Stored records
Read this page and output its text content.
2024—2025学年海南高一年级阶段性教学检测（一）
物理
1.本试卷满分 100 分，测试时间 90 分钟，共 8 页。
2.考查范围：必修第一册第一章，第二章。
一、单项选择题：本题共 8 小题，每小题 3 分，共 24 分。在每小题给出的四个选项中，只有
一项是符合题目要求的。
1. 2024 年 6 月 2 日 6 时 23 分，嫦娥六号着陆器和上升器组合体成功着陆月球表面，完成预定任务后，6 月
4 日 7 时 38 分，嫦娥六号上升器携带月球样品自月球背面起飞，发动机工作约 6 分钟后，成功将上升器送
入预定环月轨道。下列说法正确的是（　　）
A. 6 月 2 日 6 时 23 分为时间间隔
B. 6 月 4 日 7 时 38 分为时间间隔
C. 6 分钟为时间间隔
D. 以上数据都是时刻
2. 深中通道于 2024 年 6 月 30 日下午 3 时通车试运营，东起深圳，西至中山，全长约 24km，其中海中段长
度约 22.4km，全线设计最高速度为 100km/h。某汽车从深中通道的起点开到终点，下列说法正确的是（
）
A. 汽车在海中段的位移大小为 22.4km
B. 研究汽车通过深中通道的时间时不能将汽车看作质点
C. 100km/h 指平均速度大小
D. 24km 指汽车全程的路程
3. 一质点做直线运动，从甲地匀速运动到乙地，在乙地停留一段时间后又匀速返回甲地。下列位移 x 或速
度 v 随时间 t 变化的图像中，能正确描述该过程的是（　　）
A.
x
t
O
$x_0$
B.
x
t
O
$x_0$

WORK REQUIRED:
In the entries above, identify each line that includes the string "分为时间间隔", then copy it.

TASK RESULT:
A. 6 月 2 日 6 时 23 分为时间间隔
B. 6 月 4 日 7 时 38 分为时间间隔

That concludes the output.